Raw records
###
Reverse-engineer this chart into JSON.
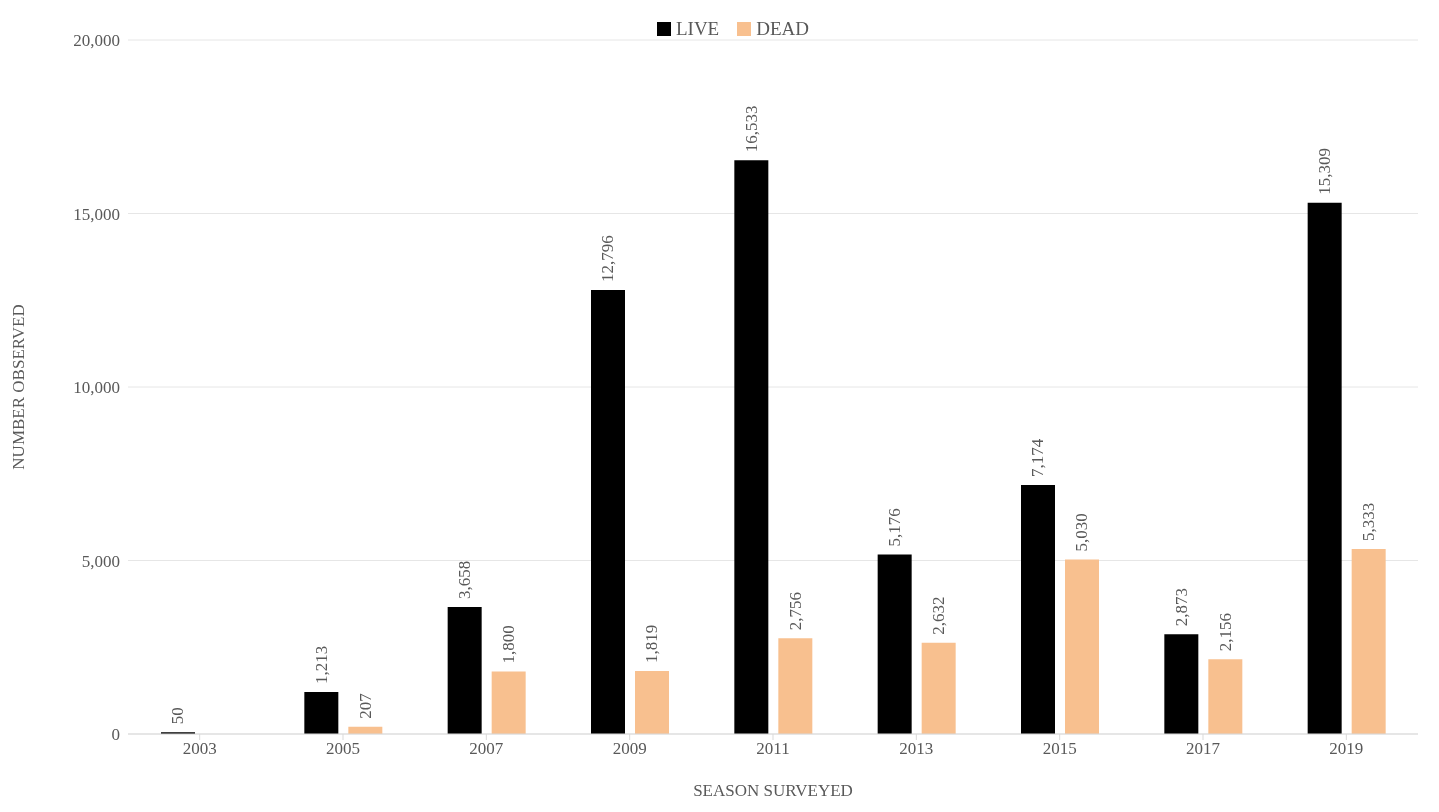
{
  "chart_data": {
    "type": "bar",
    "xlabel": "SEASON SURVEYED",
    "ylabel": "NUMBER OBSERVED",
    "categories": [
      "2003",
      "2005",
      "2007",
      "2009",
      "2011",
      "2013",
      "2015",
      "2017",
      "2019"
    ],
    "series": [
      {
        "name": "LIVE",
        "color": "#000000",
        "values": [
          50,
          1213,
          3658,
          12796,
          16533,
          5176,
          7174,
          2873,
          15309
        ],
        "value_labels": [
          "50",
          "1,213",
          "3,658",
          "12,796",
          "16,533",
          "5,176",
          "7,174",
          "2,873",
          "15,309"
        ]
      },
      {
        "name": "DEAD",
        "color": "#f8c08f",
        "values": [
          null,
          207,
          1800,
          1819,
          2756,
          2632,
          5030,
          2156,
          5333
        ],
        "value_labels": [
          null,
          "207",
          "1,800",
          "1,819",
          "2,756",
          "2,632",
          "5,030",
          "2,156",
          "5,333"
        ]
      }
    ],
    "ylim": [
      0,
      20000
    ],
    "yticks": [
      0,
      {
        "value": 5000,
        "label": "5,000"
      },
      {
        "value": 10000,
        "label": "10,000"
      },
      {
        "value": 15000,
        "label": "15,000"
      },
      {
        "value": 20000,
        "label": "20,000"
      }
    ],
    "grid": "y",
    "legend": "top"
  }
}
###
- Direction
Can the entries above be repeated exactly, without their pictures?

- The output
Reverse-engineer this chart into JSON.
{
  "chart_data": {
    "type": "bar",
    "xlabel": "SEASON SURVEYED",
    "ylabel": "NUMBER OBSERVED",
    "categories": [
      "2003",
      "2005",
      "2007",
      "2009",
      "2011",
      "2013",
      "2015",
      "2017",
      "2019"
    ],
    "series": [
      {
        "name": "LIVE",
        "color": "#000000",
        "values": [
          50,
          1213,
          3658,
          12796,
          16533,
          5176,
          7174,
          2873,
          15309
        ],
        "value_labels": [
          "50",
          "1,213",
          "3,658",
          "12,796",
          "16,533",
          "5,176",
          "7,174",
          "2,873",
          "15,309"
        ]
      },
      {
        "name": "DEAD",
        "color": "#f8c08f",
        "values": [
          null,
          207,
          1800,
          1819,
          2756,
          2632,
          5030,
          2156,
          5333
        ],
        "value_labels": [
          null,
          "207",
          "1,800",
          "1,819",
          "2,756",
          "2,632",
          "5,030",
          "2,156",
          "5,333"
        ]
      }
    ],
    "ylim": [
      0,
      20000
    ],
    "yticks": [
      0,
      {
        "value": 5000,
        "label": "5,000"
      },
      {
        "value": 10000,
        "label": "10,000"
      },
      {
        "value": 15000,
        "label": "15,000"
      },
      {
        "value": 20000,
        "label": "20,000"
      }
    ],
    "grid": "y",
    "legend": "top"
  }
}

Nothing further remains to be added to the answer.